**Task**
The listing below should be printed exactly, every line of it. Skip the pictures.

**Data to process**
- - -
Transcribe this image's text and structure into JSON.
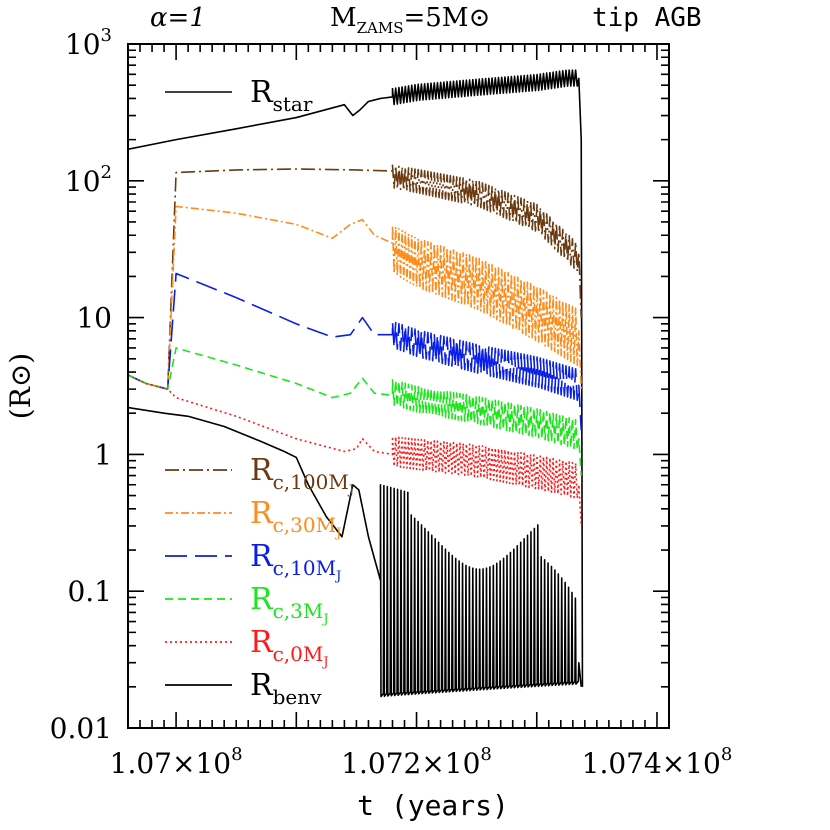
{
  "header": {
    "alpha": "α=1",
    "mass": "MZAMS=5M⊙",
    "mass_main": "M",
    "mass_sub": "ZAMS",
    "mass_rest": "=5M⊙",
    "phase": "tip AGB"
  },
  "chart_data": {
    "type": "line",
    "title": "",
    "xlabel": "t (years)",
    "ylabel": "(R⊙)",
    "ylabel_text": "(R⊙)",
    "xlim": [
      106960000,
      107410000
    ],
    "ylim": [
      0.01,
      1000
    ],
    "yscale": "log",
    "x_ticks": [
      {
        "value": 107000000,
        "label": "1.07×10",
        "exp": "8"
      },
      {
        "value": 107200000,
        "label": "1.072×10",
        "exp": "8"
      },
      {
        "value": 107400000,
        "label": "1.074×10",
        "exp": "8"
      }
    ],
    "y_ticks": [
      {
        "value": 1000,
        "label": "10",
        "exp": "3"
      },
      {
        "value": 100,
        "label": "10",
        "exp": "2"
      },
      {
        "value": 10,
        "label": "10",
        "exp": ""
      },
      {
        "value": 1,
        "label": "1",
        "exp": ""
      },
      {
        "value": 0.1,
        "label": "0.1",
        "exp": ""
      },
      {
        "value": 0.01,
        "label": "0.01",
        "exp": ""
      }
    ],
    "legend_top": {
      "placement": "top-left",
      "label_main": "R",
      "label_sub": "star",
      "color": "#000000"
    },
    "legend_bottom": {
      "placement": "bottom-left"
    },
    "series": [
      {
        "name": "Rstar",
        "label_main": "R",
        "label_sub": "star",
        "color": "#000000",
        "dash": "",
        "x": [
          106960000,
          107000000,
          107050000,
          107100000,
          107140000,
          107147000,
          107153000,
          107160000,
          107170000,
          107180000,
          107200000,
          107250000,
          107300000,
          107325000,
          107335000,
          107337000,
          107338000
        ],
        "y": [
          170,
          200,
          240,
          290,
          360,
          300,
          330,
          380,
          400,
          410,
          440,
          480,
          520,
          560,
          560,
          200,
          0.02
        ],
        "osc": {
          "start": 107180000,
          "end": 107335000,
          "count": 58,
          "low": 0.88,
          "high": 1.15,
          "grow": 0.0
        }
      },
      {
        "name": "Rc,100MJ",
        "label_main": "R",
        "label_sub": "c,100M",
        "label_sub2": "J",
        "color": "#6b3a10",
        "dash": "14,4,2,4",
        "x": [
          106960000,
          106975000,
          106993000,
          107000000,
          107050000,
          107100000,
          107150000,
          107180000,
          107200000,
          107250000,
          107300000,
          107335000,
          107337000
        ],
        "y": [
          3.8,
          3.3,
          3.0,
          115,
          120,
          122,
          120,
          118,
          110,
          90,
          60,
          30,
          10
        ],
        "osc": {
          "start": 107180000,
          "end": 107335000,
          "count": 58,
          "low": 0.75,
          "high": 1.1,
          "grow": 0.3
        }
      },
      {
        "name": "Rc,30MJ",
        "label_main": "R",
        "label_sub": "c,30M",
        "label_sub2": "J",
        "color": "#ff8c1a",
        "dash": "8,3,2,3",
        "x": [
          106960000,
          106975000,
          106993000,
          107000000,
          107050000,
          107100000,
          107130000,
          107145000,
          107155000,
          107165000,
          107180000,
          107200000,
          107250000,
          107300000,
          107335000,
          107337000
        ],
        "y": [
          3.8,
          3.3,
          3.0,
          65,
          58,
          48,
          38,
          48,
          52,
          40,
          35,
          28,
          20,
          12,
          8,
          3
        ],
        "osc": {
          "start": 107180000,
          "end": 107335000,
          "count": 58,
          "low": 0.6,
          "high": 1.35,
          "grow": 0.2
        }
      },
      {
        "name": "Rc,10MJ",
        "label_main": "R",
        "label_sub": "c,10M",
        "label_sub2": "J",
        "color": "#0a1fe6",
        "dash": "22,8",
        "x": [
          106960000,
          106975000,
          106993000,
          107000000,
          107050000,
          107100000,
          107130000,
          107145000,
          107155000,
          107165000,
          107180000,
          107200000,
          107250000,
          107300000,
          107335000,
          107337000
        ],
        "y": [
          3.8,
          3.3,
          3.0,
          21,
          14,
          9,
          7.2,
          7.5,
          10,
          7.5,
          7.5,
          6.5,
          5,
          4,
          3.2,
          1.5
        ],
        "osc": {
          "start": 107180000,
          "end": 107335000,
          "count": 58,
          "low": 0.8,
          "high": 1.25,
          "grow": 0.2
        }
      },
      {
        "name": "Rc,3MJ",
        "label_main": "R",
        "label_sub": "c,3M",
        "label_sub2": "J",
        "color": "#1be61b",
        "dash": "8,5",
        "x": [
          106960000,
          106975000,
          106993000,
          107000000,
          107050000,
          107100000,
          107130000,
          107145000,
          107155000,
          107165000,
          107180000,
          107200000,
          107250000,
          107300000,
          107335000,
          107337000
        ],
        "y": [
          3.8,
          3.3,
          3.0,
          6,
          4.5,
          3.3,
          2.6,
          2.8,
          3.6,
          2.8,
          2.7,
          2.4,
          2.0,
          1.6,
          1.3,
          0.7
        ],
        "osc": {
          "start": 107180000,
          "end": 107335000,
          "count": 58,
          "low": 0.85,
          "high": 1.3,
          "grow": 0.2
        }
      },
      {
        "name": "Rc,0MJ",
        "label_main": "R",
        "label_sub": "c,0M",
        "label_sub2": "J",
        "color": "#ff1a1a",
        "dash": "2,3",
        "x": [
          106960000,
          106975000,
          106993000,
          107000000,
          107050000,
          107100000,
          107140000,
          107150000,
          107155000,
          107165000,
          107180000,
          107200000,
          107250000,
          107300000,
          107335000,
          107337000
        ],
        "y": [
          3.8,
          3.3,
          3.0,
          2.6,
          1.9,
          1.3,
          1.05,
          1.1,
          1.3,
          1.05,
          1.0,
          0.95,
          0.85,
          0.7,
          0.6,
          0.3
        ],
        "osc": {
          "start": 107180000,
          "end": 107335000,
          "count": 58,
          "low": 0.82,
          "high": 1.35,
          "grow": 0.2
        }
      },
      {
        "name": "Rbenv",
        "label_main": "R",
        "label_sub": "benv",
        "color": "#000000",
        "dash": "",
        "x": [
          106960000,
          106990000,
          107010000,
          107040000,
          107070000,
          107090000,
          107100000,
          107110000,
          107125000,
          107138000,
          107147000,
          107152000,
          107160000,
          107170000,
          107180000,
          107220000,
          107270000,
          107310000,
          107335000,
          107337000
        ],
        "y": [
          2.2,
          2.0,
          1.9,
          1.6,
          1.25,
          1.05,
          0.95,
          0.6,
          0.35,
          0.25,
          0.6,
          0.55,
          0.25,
          0.12,
          0.08,
          0.03,
          0.03,
          0.04,
          0.03,
          0.02
        ],
        "osc": {
          "start": 107170000,
          "end": 107335000,
          "count": 58,
          "mode": "benv"
        }
      }
    ]
  }
}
- - -
**Exercise result**
Transcribe this image's text and structure into JSON.
{
  "header": {
    "alpha": "α=1",
    "mass": "MZAMS=5M⊙",
    "mass_main": "M",
    "mass_sub": "ZAMS",
    "mass_rest": "=5M⊙",
    "phase": "tip AGB"
  },
  "chart_data": {
    "type": "line",
    "title": "",
    "xlabel": "t (years)",
    "ylabel": "(R⊙)",
    "ylabel_text": "(R⊙)",
    "xlim": [
      106960000,
      107410000
    ],
    "ylim": [
      0.01,
      1000
    ],
    "yscale": "log",
    "x_ticks": [
      {
        "value": 107000000,
        "label": "1.07×10",
        "exp": "8"
      },
      {
        "value": 107200000,
        "label": "1.072×10",
        "exp": "8"
      },
      {
        "value": 107400000,
        "label": "1.074×10",
        "exp": "8"
      }
    ],
    "y_ticks": [
      {
        "value": 1000,
        "label": "10",
        "exp": "3"
      },
      {
        "value": 100,
        "label": "10",
        "exp": "2"
      },
      {
        "value": 10,
        "label": "10",
        "exp": ""
      },
      {
        "value": 1,
        "label": "1",
        "exp": ""
      },
      {
        "value": 0.1,
        "label": "0.1",
        "exp": ""
      },
      {
        "value": 0.01,
        "label": "0.01",
        "exp": ""
      }
    ],
    "legend_top": {
      "placement": "top-left",
      "label_main": "R",
      "label_sub": "star",
      "color": "#000000"
    },
    "legend_bottom": {
      "placement": "bottom-left"
    },
    "series": [
      {
        "name": "Rstar",
        "label_main": "R",
        "label_sub": "star",
        "color": "#000000",
        "dash": "",
        "x": [
          106960000,
          107000000,
          107050000,
          107100000,
          107140000,
          107147000,
          107153000,
          107160000,
          107170000,
          107180000,
          107200000,
          107250000,
          107300000,
          107325000,
          107335000,
          107337000,
          107338000
        ],
        "y": [
          170,
          200,
          240,
          290,
          360,
          300,
          330,
          380,
          400,
          410,
          440,
          480,
          520,
          560,
          560,
          200,
          0.02
        ],
        "osc": {
          "start": 107180000,
          "end": 107335000,
          "count": 58,
          "low": 0.88,
          "high": 1.15,
          "grow": 0.0
        }
      },
      {
        "name": "Rc,100MJ",
        "label_main": "R",
        "label_sub": "c,100M",
        "label_sub2": "J",
        "color": "#6b3a10",
        "dash": "14,4,2,4",
        "x": [
          106960000,
          106975000,
          106993000,
          107000000,
          107050000,
          107100000,
          107150000,
          107180000,
          107200000,
          107250000,
          107300000,
          107335000,
          107337000
        ],
        "y": [
          3.8,
          3.3,
          3.0,
          115,
          120,
          122,
          120,
          118,
          110,
          90,
          60,
          30,
          10
        ],
        "osc": {
          "start": 107180000,
          "end": 107335000,
          "count": 58,
          "low": 0.75,
          "high": 1.1,
          "grow": 0.3
        }
      },
      {
        "name": "Rc,30MJ",
        "label_main": "R",
        "label_sub": "c,30M",
        "label_sub2": "J",
        "color": "#ff8c1a",
        "dash": "8,3,2,3",
        "x": [
          106960000,
          106975000,
          106993000,
          107000000,
          107050000,
          107100000,
          107130000,
          107145000,
          107155000,
          107165000,
          107180000,
          107200000,
          107250000,
          107300000,
          107335000,
          107337000
        ],
        "y": [
          3.8,
          3.3,
          3.0,
          65,
          58,
          48,
          38,
          48,
          52,
          40,
          35,
          28,
          20,
          12,
          8,
          3
        ],
        "osc": {
          "start": 107180000,
          "end": 107335000,
          "count": 58,
          "low": 0.6,
          "high": 1.35,
          "grow": 0.2
        }
      },
      {
        "name": "Rc,10MJ",
        "label_main": "R",
        "label_sub": "c,10M",
        "label_sub2": "J",
        "color": "#0a1fe6",
        "dash": "22,8",
        "x": [
          106960000,
          106975000,
          106993000,
          107000000,
          107050000,
          107100000,
          107130000,
          107145000,
          107155000,
          107165000,
          107180000,
          107200000,
          107250000,
          107300000,
          107335000,
          107337000
        ],
        "y": [
          3.8,
          3.3,
          3.0,
          21,
          14,
          9,
          7.2,
          7.5,
          10,
          7.5,
          7.5,
          6.5,
          5,
          4,
          3.2,
          1.5
        ],
        "osc": {
          "start": 107180000,
          "end": 107335000,
          "count": 58,
          "low": 0.8,
          "high": 1.25,
          "grow": 0.2
        }
      },
      {
        "name": "Rc,3MJ",
        "label_main": "R",
        "label_sub": "c,3M",
        "label_sub2": "J",
        "color": "#1be61b",
        "dash": "8,5",
        "x": [
          106960000,
          106975000,
          106993000,
          107000000,
          107050000,
          107100000,
          107130000,
          107145000,
          107155000,
          107165000,
          107180000,
          107200000,
          107250000,
          107300000,
          107335000,
          107337000
        ],
        "y": [
          3.8,
          3.3,
          3.0,
          6,
          4.5,
          3.3,
          2.6,
          2.8,
          3.6,
          2.8,
          2.7,
          2.4,
          2.0,
          1.6,
          1.3,
          0.7
        ],
        "osc": {
          "start": 107180000,
          "end": 107335000,
          "count": 58,
          "low": 0.85,
          "high": 1.3,
          "grow": 0.2
        }
      },
      {
        "name": "Rc,0MJ",
        "label_main": "R",
        "label_sub": "c,0M",
        "label_sub2": "J",
        "color": "#ff1a1a",
        "dash": "2,3",
        "x": [
          106960000,
          106975000,
          106993000,
          107000000,
          107050000,
          107100000,
          107140000,
          107150000,
          107155000,
          107165000,
          107180000,
          107200000,
          107250000,
          107300000,
          107335000,
          107337000
        ],
        "y": [
          3.8,
          3.3,
          3.0,
          2.6,
          1.9,
          1.3,
          1.05,
          1.1,
          1.3,
          1.05,
          1.0,
          0.95,
          0.85,
          0.7,
          0.6,
          0.3
        ],
        "osc": {
          "start": 107180000,
          "end": 107335000,
          "count": 58,
          "low": 0.82,
          "high": 1.35,
          "grow": 0.2
        }
      },
      {
        "name": "Rbenv",
        "label_main": "R",
        "label_sub": "benv",
        "color": "#000000",
        "dash": "",
        "x": [
          106960000,
          106990000,
          107010000,
          107040000,
          107070000,
          107090000,
          107100000,
          107110000,
          107125000,
          107138000,
          107147000,
          107152000,
          107160000,
          107170000,
          107180000,
          107220000,
          107270000,
          107310000,
          107335000,
          107337000
        ],
        "y": [
          2.2,
          2.0,
          1.9,
          1.6,
          1.25,
          1.05,
          0.95,
          0.6,
          0.35,
          0.25,
          0.6,
          0.55,
          0.25,
          0.12,
          0.08,
          0.03,
          0.03,
          0.04,
          0.03,
          0.02
        ],
        "osc": {
          "start": 107170000,
          "end": 107335000,
          "count": 58,
          "mode": "benv"
        }
      }
    ]
  }
}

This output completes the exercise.